> TASK INSTRUCTIONS:
All the data should be repeated exactly. Any image in it is left out.

> MATERIAL FOR THIS EXERCISE:
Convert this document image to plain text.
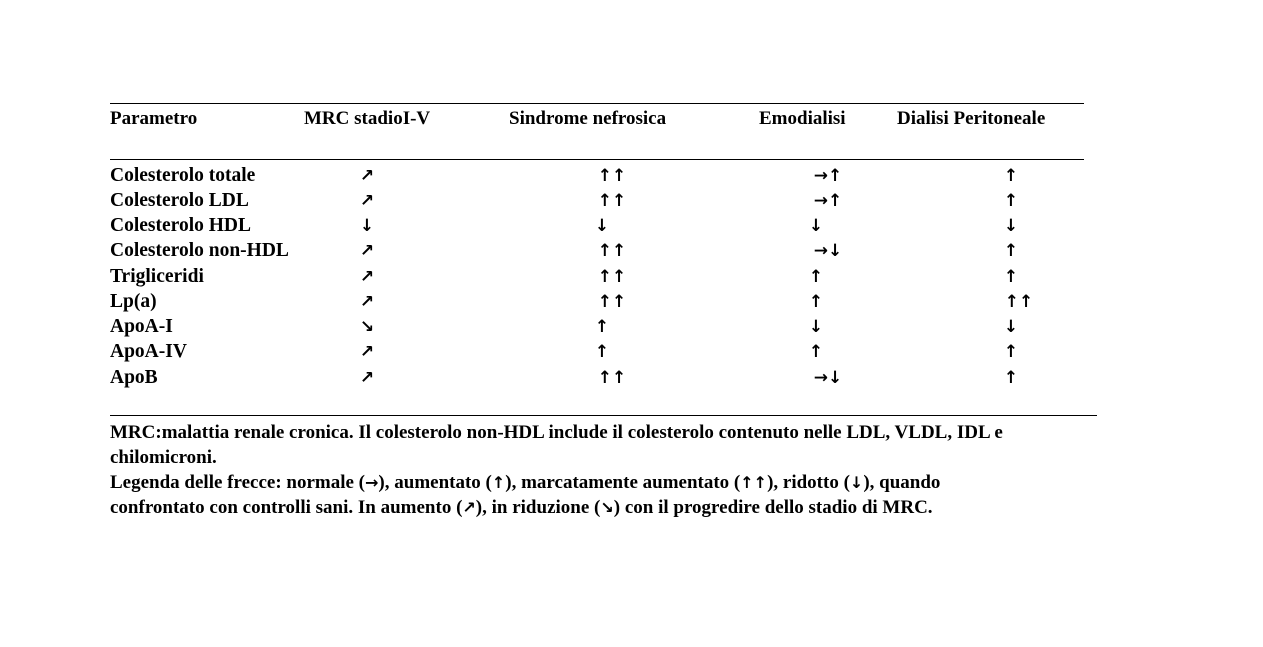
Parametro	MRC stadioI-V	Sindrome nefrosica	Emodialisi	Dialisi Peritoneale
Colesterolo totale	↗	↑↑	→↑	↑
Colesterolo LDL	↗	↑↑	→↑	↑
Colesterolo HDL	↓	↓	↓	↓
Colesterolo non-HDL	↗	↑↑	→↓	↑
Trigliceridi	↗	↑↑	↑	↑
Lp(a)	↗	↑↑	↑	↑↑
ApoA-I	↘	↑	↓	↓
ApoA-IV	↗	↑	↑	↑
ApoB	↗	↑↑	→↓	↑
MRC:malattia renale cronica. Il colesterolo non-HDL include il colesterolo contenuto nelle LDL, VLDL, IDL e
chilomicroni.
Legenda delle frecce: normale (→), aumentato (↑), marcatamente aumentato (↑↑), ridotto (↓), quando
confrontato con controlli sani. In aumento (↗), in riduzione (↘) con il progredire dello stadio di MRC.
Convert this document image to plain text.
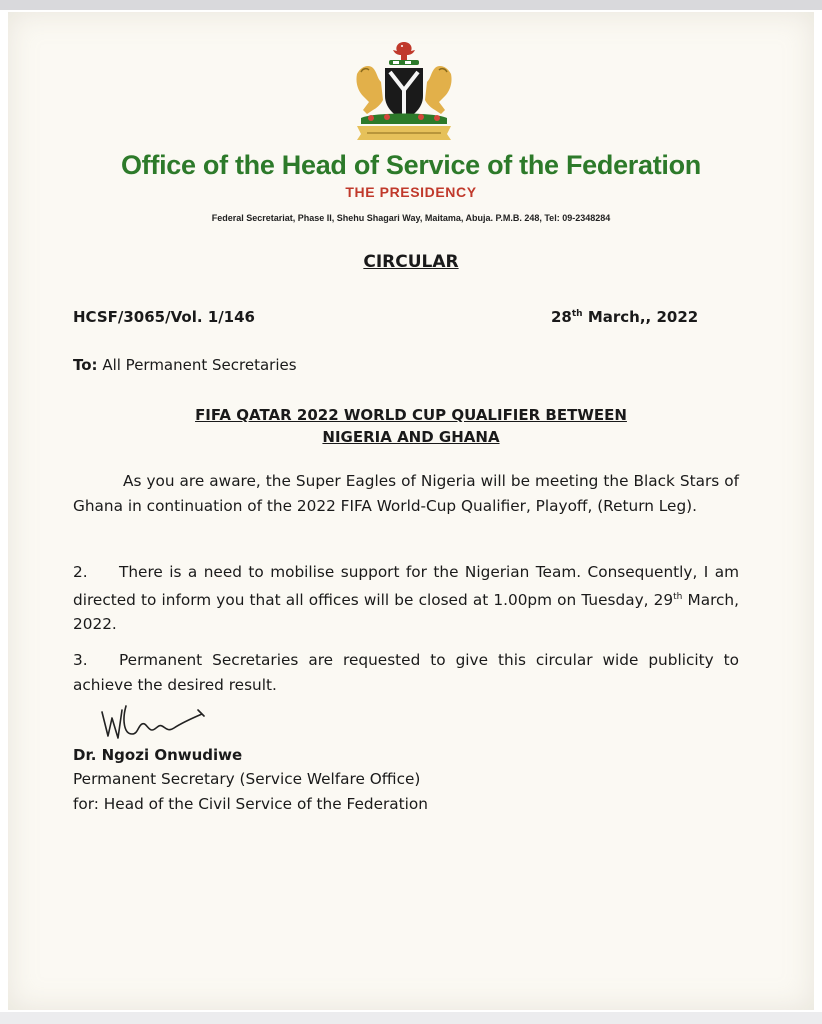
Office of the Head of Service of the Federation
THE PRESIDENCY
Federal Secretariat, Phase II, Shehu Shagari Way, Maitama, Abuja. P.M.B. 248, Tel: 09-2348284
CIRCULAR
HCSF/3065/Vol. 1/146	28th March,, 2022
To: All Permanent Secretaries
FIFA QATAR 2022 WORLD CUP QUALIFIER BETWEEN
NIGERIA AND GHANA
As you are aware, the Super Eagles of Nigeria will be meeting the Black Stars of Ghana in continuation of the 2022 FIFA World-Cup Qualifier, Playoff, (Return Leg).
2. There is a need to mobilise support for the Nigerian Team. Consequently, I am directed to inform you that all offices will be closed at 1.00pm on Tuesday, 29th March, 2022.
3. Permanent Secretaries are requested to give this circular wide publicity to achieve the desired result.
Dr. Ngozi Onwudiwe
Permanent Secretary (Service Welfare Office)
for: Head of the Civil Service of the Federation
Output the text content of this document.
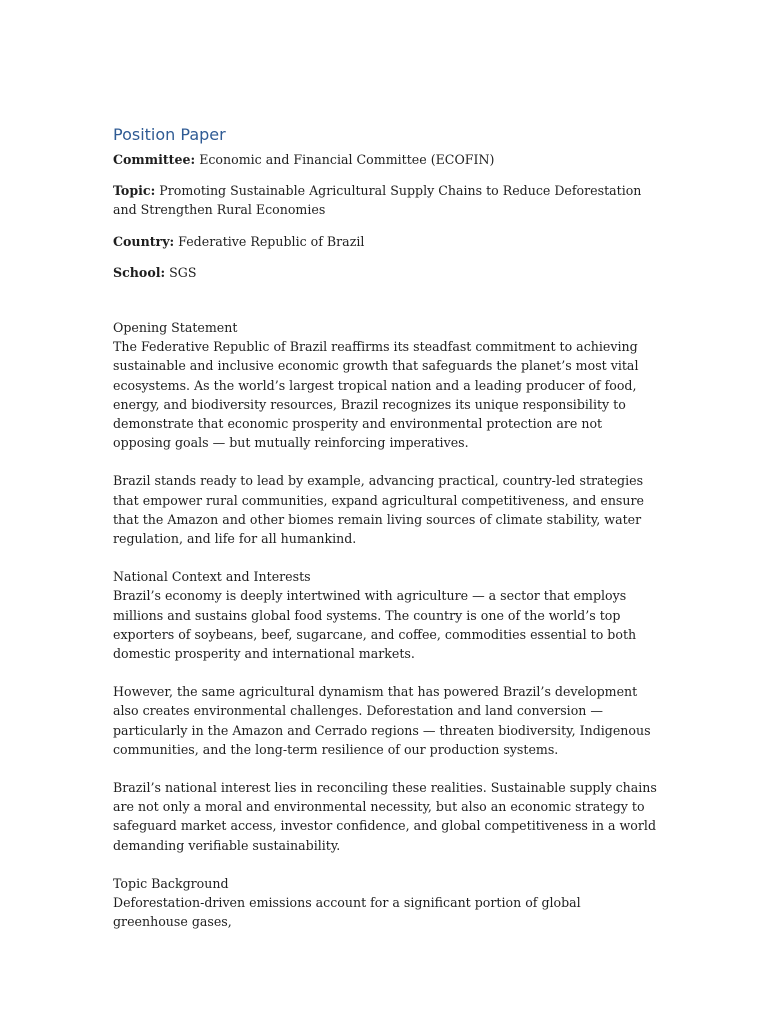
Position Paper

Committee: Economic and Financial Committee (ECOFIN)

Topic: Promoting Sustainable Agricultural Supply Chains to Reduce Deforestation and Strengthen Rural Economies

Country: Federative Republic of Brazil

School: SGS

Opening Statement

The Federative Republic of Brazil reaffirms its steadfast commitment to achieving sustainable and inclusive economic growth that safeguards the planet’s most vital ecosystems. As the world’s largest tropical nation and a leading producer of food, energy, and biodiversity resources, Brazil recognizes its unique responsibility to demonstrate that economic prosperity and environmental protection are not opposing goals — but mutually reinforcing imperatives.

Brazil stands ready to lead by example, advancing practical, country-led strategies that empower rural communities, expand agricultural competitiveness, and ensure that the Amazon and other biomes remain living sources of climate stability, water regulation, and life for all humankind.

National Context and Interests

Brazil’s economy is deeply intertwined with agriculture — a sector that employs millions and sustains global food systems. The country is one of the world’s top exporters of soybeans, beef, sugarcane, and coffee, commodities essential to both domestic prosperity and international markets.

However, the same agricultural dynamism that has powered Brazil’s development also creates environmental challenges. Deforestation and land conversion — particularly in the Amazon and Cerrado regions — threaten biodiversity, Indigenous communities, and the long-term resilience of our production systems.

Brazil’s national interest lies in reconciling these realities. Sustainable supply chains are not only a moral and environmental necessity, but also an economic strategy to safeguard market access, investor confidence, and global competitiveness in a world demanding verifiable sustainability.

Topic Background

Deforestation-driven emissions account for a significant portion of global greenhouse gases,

> EXERCISE ANSWER:
Convert this document image to plain text.
Parametro	MRC stadioI-V	Sindrome nefrosica	Emodialisi	Dialisi Peritoneale
Colesterolo totale	↗	↑↑	→↑	↑
Colesterolo LDL	↗	↑↑	→↑	↑
Colesterolo HDL	↓	↓	↓	↓
Colesterolo non-HDL	↗	↑↑	→↓	↑
Trigliceridi	↗	↑↑	↑	↑
Lp(a)	↗	↑↑	↑	↑↑
ApoA-I	↘	↑	↓	↓
ApoA-IV	↗	↑	↑	↑
ApoB	↗	↑↑	→↓	↑
MRC:malattia renale cronica. Il colesterolo non-HDL include il colesterolo contenuto nelle LDL, VLDL, IDL e
chilomicroni.
Legenda delle frecce: normale (→), aumentato (↑), marcatamente aumentato (↑↑), ridotto (↓), quando
confrontato con controlli sani. In aumento (↗), in riduzione (↘) con il progredire dello stadio di MRC.
Convert this document image to plain text.
Office of the Head of Service of the Federation
THE PRESIDENCY
Federal Secretariat, Phase II, Shehu Shagari Way, Maitama, Abuja. P.M.B. 248, Tel: 09-2348284
CIRCULAR
HCSF/3065/Vol. 1/146	28th March,, 2022
To: All Permanent Secretaries
FIFA QATAR 2022 WORLD CUP QUALIFIER BETWEEN
NIGERIA AND GHANA
As you are aware, the Super Eagles of Nigeria will be meeting the Black Stars of Ghana in continuation of the 2022 FIFA World-Cup Qualifier, Playoff, (Return Leg).
2. There is a need to mobilise support for the Nigerian Team. Consequently, I am directed to inform you that all offices will be closed at 1.00pm on Tuesday, 29th March, 2022.
3. Permanent Secretaries are requested to give this circular wide publicity to achieve the desired result.
Dr. Ngozi Onwudiwe
Permanent Secretary (Service Welfare Office)
for: Head of the Civil Service of the Federation
Output the text content of this document.
Position Paper

Committee: Economic and Financial Committee (ECOFIN)

Topic: Promoting Sustainable Agricultural Supply Chains to Reduce Deforestation and Strengthen Rural Economies

Country: Federative Republic of Brazil

School: SGS

Opening Statement

The Federative Republic of Brazil reaffirms its steadfast commitment to achieving sustainable and inclusive economic growth that safeguards the planet’s most vital ecosystems. As the world’s largest tropical nation and a leading producer of food, energy, and biodiversity resources, Brazil recognizes its unique responsibility to demonstrate that economic prosperity and environmental protection are not opposing goals — but mutually reinforcing imperatives.

Brazil stands ready to lead by example, advancing practical, country-led strategies that empower rural communities, expand agricultural competitiveness, and ensure that the Amazon and other biomes remain living sources of climate stability, water regulation, and life for all humankind.

National Context and Interests

Brazil’s economy is deeply intertwined with agriculture — a sector that employs millions and sustains global food systems. The country is one of the world’s top exporters of soybeans, beef, sugarcane, and coffee, commodities essential to both domestic prosperity and international markets.

However, the same agricultural dynamism that has powered Brazil’s development also creates environmental challenges. Deforestation and land conversion — particularly in the Amazon and Cerrado regions — threaten biodiversity, Indigenous communities, and the long-term resilience of our production systems.

Brazil’s national interest lies in reconciling these realities. Sustainable supply chains are not only a moral and environmental necessity, but also an economic strategy to safeguard market access, investor confidence, and global competitiveness in a world demanding verifiable sustainability.

Topic Background

Deforestation-driven emissions account for a significant portion of global greenhouse gases,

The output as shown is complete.